Saved entries:
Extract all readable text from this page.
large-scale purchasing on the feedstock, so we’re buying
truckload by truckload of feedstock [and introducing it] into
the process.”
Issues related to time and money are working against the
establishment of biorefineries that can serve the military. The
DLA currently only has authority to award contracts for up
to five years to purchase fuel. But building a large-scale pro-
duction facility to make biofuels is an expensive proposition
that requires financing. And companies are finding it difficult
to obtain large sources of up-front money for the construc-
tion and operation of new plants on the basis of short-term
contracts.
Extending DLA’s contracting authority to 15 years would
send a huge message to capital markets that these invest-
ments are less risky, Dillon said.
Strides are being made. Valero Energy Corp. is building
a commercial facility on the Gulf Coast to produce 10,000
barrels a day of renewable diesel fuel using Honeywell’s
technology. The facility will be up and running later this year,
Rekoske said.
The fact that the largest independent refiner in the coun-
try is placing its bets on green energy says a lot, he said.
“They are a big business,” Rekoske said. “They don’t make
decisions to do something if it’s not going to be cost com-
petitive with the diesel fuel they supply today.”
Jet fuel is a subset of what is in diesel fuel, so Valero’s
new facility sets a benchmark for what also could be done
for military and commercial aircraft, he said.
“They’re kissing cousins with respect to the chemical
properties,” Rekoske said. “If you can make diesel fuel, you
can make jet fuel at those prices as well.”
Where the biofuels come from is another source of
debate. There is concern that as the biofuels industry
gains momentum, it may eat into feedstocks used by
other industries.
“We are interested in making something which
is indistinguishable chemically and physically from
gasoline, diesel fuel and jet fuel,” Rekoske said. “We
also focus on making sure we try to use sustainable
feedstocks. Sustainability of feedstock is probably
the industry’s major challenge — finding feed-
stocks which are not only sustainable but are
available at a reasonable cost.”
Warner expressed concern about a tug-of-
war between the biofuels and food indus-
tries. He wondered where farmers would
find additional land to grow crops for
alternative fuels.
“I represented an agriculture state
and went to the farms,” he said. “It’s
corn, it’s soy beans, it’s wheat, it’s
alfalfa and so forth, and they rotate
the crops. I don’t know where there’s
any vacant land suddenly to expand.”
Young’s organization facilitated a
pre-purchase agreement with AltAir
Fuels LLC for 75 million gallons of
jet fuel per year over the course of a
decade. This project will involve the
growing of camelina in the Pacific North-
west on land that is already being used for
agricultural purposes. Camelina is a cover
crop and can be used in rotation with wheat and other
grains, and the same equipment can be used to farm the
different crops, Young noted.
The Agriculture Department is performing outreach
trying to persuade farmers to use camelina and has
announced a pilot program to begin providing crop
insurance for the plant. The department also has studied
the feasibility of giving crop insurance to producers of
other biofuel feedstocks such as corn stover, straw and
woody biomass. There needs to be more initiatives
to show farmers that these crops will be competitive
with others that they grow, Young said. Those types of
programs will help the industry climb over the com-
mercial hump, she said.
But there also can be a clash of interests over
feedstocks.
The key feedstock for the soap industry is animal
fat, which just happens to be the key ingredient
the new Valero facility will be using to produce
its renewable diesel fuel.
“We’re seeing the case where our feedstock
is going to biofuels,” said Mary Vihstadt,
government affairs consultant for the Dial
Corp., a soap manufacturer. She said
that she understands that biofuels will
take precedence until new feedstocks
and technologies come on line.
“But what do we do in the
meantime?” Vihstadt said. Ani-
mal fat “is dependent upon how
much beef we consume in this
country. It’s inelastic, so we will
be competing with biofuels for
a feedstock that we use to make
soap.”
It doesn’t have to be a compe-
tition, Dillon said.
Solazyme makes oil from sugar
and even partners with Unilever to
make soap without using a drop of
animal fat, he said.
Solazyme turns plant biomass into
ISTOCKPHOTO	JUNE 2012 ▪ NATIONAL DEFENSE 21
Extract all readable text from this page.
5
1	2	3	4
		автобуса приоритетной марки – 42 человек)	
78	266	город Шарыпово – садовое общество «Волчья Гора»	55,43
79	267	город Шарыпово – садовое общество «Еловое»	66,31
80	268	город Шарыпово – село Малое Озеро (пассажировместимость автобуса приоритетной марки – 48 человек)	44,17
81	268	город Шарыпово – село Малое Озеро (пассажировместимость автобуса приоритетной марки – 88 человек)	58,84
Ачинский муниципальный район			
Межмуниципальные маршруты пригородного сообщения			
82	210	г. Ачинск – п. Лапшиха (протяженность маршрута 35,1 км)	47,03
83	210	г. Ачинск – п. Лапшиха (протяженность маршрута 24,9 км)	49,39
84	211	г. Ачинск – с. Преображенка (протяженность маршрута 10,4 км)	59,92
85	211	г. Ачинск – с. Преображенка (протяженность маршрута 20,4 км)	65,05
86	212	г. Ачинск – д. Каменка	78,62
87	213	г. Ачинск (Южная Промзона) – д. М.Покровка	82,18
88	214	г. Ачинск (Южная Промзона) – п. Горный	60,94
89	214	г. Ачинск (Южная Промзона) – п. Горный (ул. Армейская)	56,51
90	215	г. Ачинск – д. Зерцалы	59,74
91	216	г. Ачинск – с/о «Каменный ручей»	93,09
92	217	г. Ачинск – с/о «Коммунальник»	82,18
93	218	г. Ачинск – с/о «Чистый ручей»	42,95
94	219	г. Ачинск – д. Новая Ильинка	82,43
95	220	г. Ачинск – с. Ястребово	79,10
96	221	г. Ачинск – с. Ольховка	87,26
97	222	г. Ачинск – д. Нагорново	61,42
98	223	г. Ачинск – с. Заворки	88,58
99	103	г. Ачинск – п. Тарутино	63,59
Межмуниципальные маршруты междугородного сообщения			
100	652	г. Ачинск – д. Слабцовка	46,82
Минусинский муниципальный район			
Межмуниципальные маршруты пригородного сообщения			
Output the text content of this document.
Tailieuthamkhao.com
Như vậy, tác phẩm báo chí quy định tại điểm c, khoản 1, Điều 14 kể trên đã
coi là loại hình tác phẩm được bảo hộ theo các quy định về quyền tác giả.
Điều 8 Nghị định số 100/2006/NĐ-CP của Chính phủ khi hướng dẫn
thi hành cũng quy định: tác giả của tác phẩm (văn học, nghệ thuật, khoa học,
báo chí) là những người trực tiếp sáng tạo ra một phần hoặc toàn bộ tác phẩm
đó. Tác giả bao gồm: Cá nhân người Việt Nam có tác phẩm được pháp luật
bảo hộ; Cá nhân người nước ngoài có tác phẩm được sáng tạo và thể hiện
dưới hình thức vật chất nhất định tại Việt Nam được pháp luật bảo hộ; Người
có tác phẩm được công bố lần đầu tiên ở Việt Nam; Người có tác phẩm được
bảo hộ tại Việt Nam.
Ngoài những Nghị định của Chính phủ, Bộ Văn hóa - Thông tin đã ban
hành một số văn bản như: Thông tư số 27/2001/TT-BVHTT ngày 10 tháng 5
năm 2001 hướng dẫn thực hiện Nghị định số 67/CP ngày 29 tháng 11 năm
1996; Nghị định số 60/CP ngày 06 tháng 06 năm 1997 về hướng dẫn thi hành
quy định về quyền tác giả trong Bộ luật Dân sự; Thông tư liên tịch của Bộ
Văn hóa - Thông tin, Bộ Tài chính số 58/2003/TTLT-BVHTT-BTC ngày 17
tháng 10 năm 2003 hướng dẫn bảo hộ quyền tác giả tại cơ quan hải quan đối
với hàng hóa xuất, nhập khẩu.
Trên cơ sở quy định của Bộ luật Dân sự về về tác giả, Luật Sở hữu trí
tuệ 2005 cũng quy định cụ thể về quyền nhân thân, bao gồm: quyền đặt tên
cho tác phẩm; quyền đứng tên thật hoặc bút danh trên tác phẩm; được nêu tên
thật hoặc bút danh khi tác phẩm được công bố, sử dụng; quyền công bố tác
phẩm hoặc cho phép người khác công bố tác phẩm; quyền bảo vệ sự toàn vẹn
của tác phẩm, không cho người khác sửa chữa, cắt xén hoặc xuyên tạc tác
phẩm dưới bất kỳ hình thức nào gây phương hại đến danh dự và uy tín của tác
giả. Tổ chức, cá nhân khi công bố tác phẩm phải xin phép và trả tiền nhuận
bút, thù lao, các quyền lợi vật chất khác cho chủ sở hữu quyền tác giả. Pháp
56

WORK TO COMPLETE = Copy, from the material above, each line in which the string "come" occurs.

SOLUTION FOR THIS TASK =
Where the biofuels come from is another source of
and technologies come on line.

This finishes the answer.